- **WHAT THE EXERCISE ASKS**: Put the rows from the one holding "y-tick-label: 100: [50, 206, 78, 219]" through the last row, inclusive, into a Markdown table with the columns Number and Entry, numbering each row and leaving out blank lines.

## Begin

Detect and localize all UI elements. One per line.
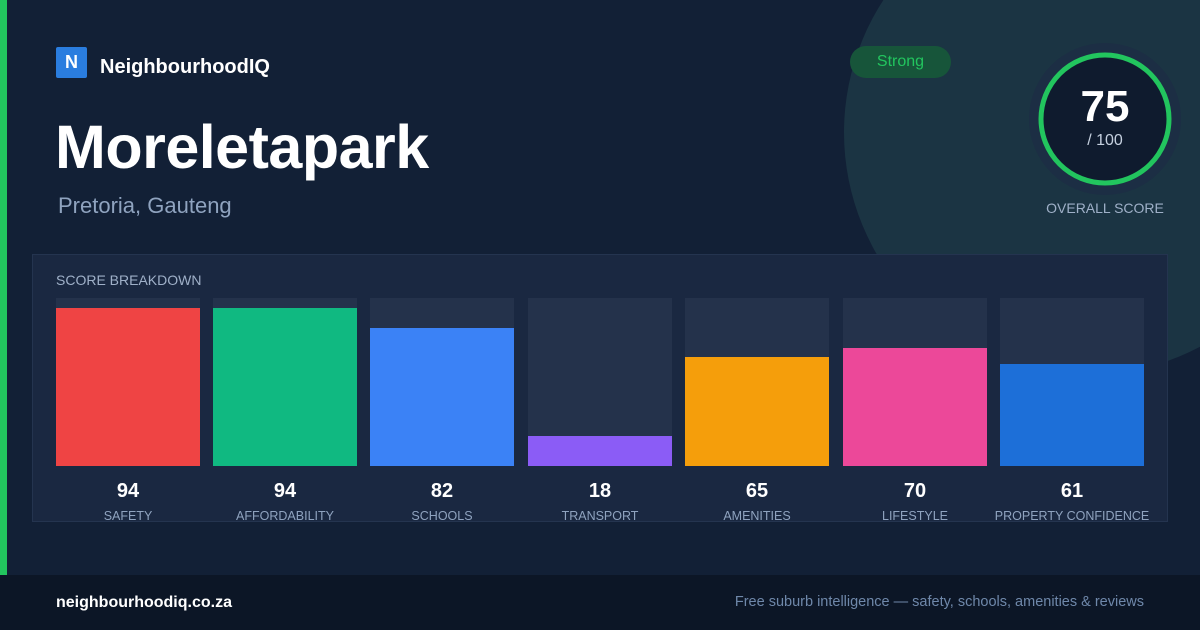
- bar-track: [370, 298, 514, 466]
- brand-name: NeighbourhoodIQ: [100, 56, 270, 78]
- overall-score-ring: 75 / 100: [1029, 43, 1181, 195]
- bar-label: PROPERTY CONFIDENCE: [994, 509, 1150, 523]
- bar-label: SAFETY: [103, 509, 153, 523]
- brand: N NeighbourhoodIQ: [56, 46, 270, 79]
- bar-value: 65: [745, 480, 769, 502]
- bar-track: [528, 298, 672, 466]
- footer-tagline: Free suburb intelligence — safety, schoo…: [734, 594, 1144, 610]
- bar-value: 61: [1060, 480, 1084, 502]
- breakdown-title: SCORE BREAKDOWN: [56, 272, 202, 288]
- bar-track: [213, 298, 357, 466]
- bar-label: SCHOOLS: [411, 509, 473, 523]
- bar-fill-affordability: [213, 308, 357, 466]
- score-breakdown-panel: SCORE BREAKDOWN 94 SAFETY 94 AFFORDABILI…: [32, 254, 1168, 523]
- status-badge: Strong: [850, 46, 951, 78]
- bar-label: AFFORDABILITY: [236, 509, 334, 523]
- suburb-region: Pretoria, Gauteng: [58, 193, 232, 218]
- footer-domain: neighbourhoodiq.co.za: [56, 594, 232, 611]
- bar-value: 82: [430, 480, 454, 502]
- bar-fill-safety: [56, 308, 200, 466]
- bar-value: 18: [588, 480, 612, 502]
- bar-track: [1000, 298, 1144, 466]
- bar-track: [685, 298, 829, 466]
- bar-label: AMENITIES: [723, 509, 791, 523]
- bar-value: 70: [903, 480, 927, 502]
- bar-fill-transport: [528, 436, 672, 466]
- bar-track: [843, 298, 987, 466]
- bar-fill-schools: [370, 328, 514, 466]
- bar-label: TRANSPORT: [561, 509, 639, 523]
- bar-fill-property-confidence: [1000, 364, 1144, 466]
- brand-logo-icon: N: [56, 47, 87, 78]
- bar-fill-lifestyle: [843, 348, 987, 466]
- overall-score-label: OVERALL SCORE: [1046, 200, 1164, 216]
- bar-value: 94: [116, 480, 140, 502]
- bar-track: [56, 298, 200, 466]
- overall-score-value: 75: [1080, 82, 1130, 131]
- bar-value: 94: [273, 480, 297, 502]
- accent-bar: [0, 0, 7, 575]
- score-ring-graphic: [1029, 43, 1181, 195]
- overall-score-max: / 100: [1087, 132, 1123, 149]
- footer: neighbourhoodiq.co.za Free suburb intell…: [0, 575, 1200, 630]
- suburb-title: Moreletapark: [55, 113, 429, 181]
- bar-fill-amenities: [685, 357, 829, 466]
- bar-label: LIFESTYLE: [882, 509, 948, 523]
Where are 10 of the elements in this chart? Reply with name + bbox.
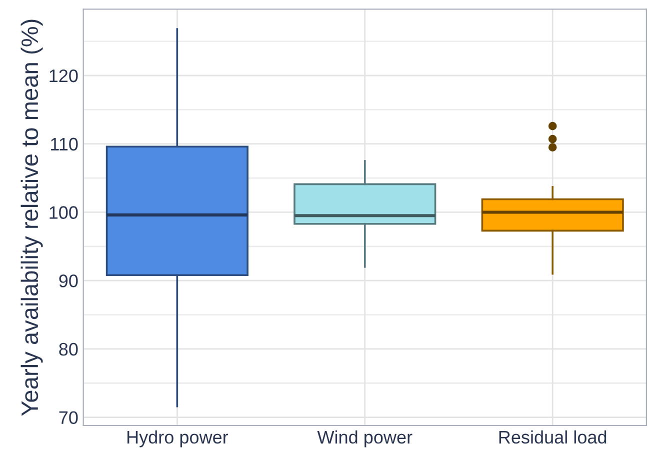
y-tick-label: 100: [50, 206, 78, 219]
y-tick-label: 120: [50, 69, 78, 82]
y-tick-label: 110: [51, 138, 78, 151]
y-tick-label: 80: [59, 342, 78, 356]
y-tick-label: 70: [59, 411, 78, 424]
x-tick-label: Wind power: [317, 430, 412, 448]
x-tick-label: Hydro power: [127, 430, 228, 448]
y-tick-label: 90: [59, 274, 78, 288]
y-axis-title: Yearly availability relative to mean (%): [20, 20, 43, 416]
x-tick-label: Residual load: [499, 430, 606, 444]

## End

- **OUTPUT FOR THIS TASK**:
| Number | Entry |
|---|---|
| 1 | y-tick-label: 100: [50, 206, 78, 219] |
| 2 | y-tick-label: 120: [50, 69, 78, 82] |
| 3 | y-tick-label: 110: [51, 138, 78, 151] |
| 4 | y-tick-label: 80: [59, 342, 78, 356] |
| 5 | y-tick-label: 70: [59, 411, 78, 424] |
| 6 | x-tick-label: Wind power: [317, 430, 412, 448] |
| 7 | x-tick-label: Hydro power: [127, 430, 228, 448] |
| 8 | y-tick-label: 90: [59, 274, 78, 288] |
| 9 | y-axis-title: Yearly availability relative to mean (%): [20, 20, 43, 416] |
| 10 | x-tick-label: Residual load: [499, 430, 606, 444] |